◆ Extract provided
Isn't that remarkable — and splendid? You can take a BNF-style grammar and translate it directly into code without losing its fundamental structure!

If modern grammatical patterns still aren’t enough for you, then Damian Conway’s brilliant Regexp::Grammars module offers an even cleaner syntax, with superior debugging, too. Here’s the same code for parsing RFC 5322 recast into a pattern from that module:

#!/usr/bin/perl

use strict;
use warnings;
use 5.010;
use Data::Dumper "Dumper";

my $rfc5322 = do {
    use Regexp::Grammars;    # ...the magic is lexically scoped
    qr{

    # Keep the big stick handy, just in case...
    # <debug:on>

    # Match this...
    <address>

    # As defined by these...
    <token: address>         <mailbox> | <group>
    <token: mailbox>         <name_addr> | <addr_spec>
    <token: name_addr>       <display_name>? <angle_addr>
    <token: angle_addr>      <CFWS>? \< <addr_spec> \> <CFWS>?
    <token: group>           <display_name> : (?:<mailbox_list> | <CFWS>)? ; <CFWS>?
    <token: display_name>    <phrase>
    <token: mailbox_list>    <[mailbox]> ** (,)

    <token: addr_spec>       <local_part> \@ <domain>
    <token: local_part>      <dot_atom> | <quoted_string>
    <token: domain>          <dot_atom> | <domain_literal>
    <token: domain_literal>  <CFWS>? \[ (?: <FWS>? <[dcontent]>)* <FWS>?

◆ Data
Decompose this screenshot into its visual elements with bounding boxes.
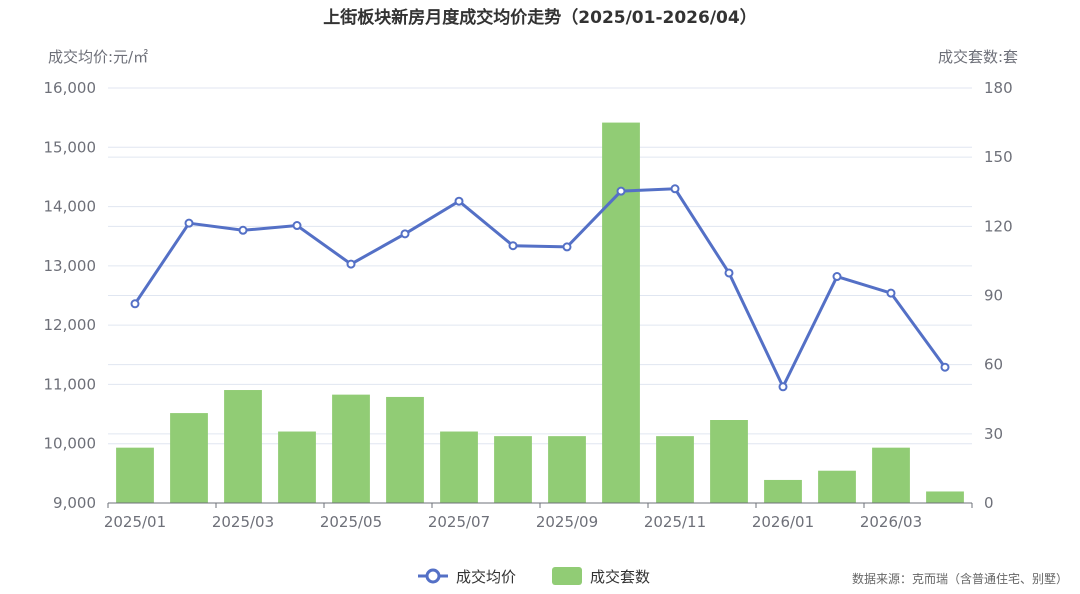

◆ Task to carry out
Reproduce word for word the section of the Perl grammar text that begins with the words containing "my $rfc5322 = do" and ends with "# Match this...".

◆ Full solution
my $rfc5322 = do {
    use Regexp::Grammars;    # ...the magic is lexically scoped
    qr{

    # Keep the big stick handy, just in case...
    # <debug:on>

    # Match this...